EXERCISE INSTRUCTIONS: Every record should be repeated exactly, except that pictures are left out.

MATERIAL PROVIDED:
━━━━
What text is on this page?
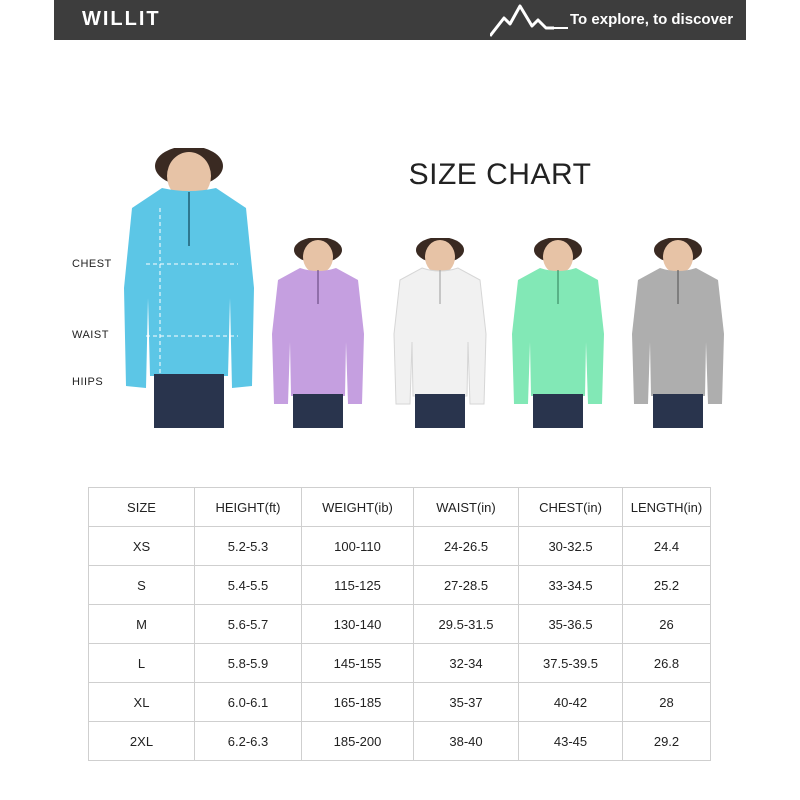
WILLIT	To explore, to discover
SIZE CHART
CHEST
WAIST
HIIPS
SIZE	HEIGHT(ft)	WEIGHT(ib)	WAIST(in)	CHEST(in)	LENGTH(in)
XS	5.2-5.3	100-110	24-26.5	30-32.5	24.4
S	5.4-5.5	115-125	27-28.5	33-34.5	25.2
M	5.6-5.7	130-140	29.5-31.5	35-36.5	26
L	5.8-5.9	145-155	32-34	37.5-39.5	26.8
XL	6.0-6.1	165-185	35-37	40-42	28
2XL	6.2-6.3	185-200	38-40	43-45	29.2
━━━━
TASK RESULT:
What text is on this page?
WILLIT	To explore, to discover
SIZE CHART
CHEST
WAIST
HIIPS
SIZE	HEIGHT(ft)	WEIGHT(ib)	WAIST(in)	CHEST(in)	LENGTH(in)
XS	5.2-5.3	100-110	24-26.5	30-32.5	24.4
S	5.4-5.5	115-125	27-28.5	33-34.5	25.2
M	5.6-5.7	130-140	29.5-31.5	35-36.5	26
L	5.8-5.9	145-155	32-34	37.5-39.5	26.8
XL	6.0-6.1	165-185	35-37	40-42	28
2XL	6.2-6.3	185-200	38-40	43-45	29.2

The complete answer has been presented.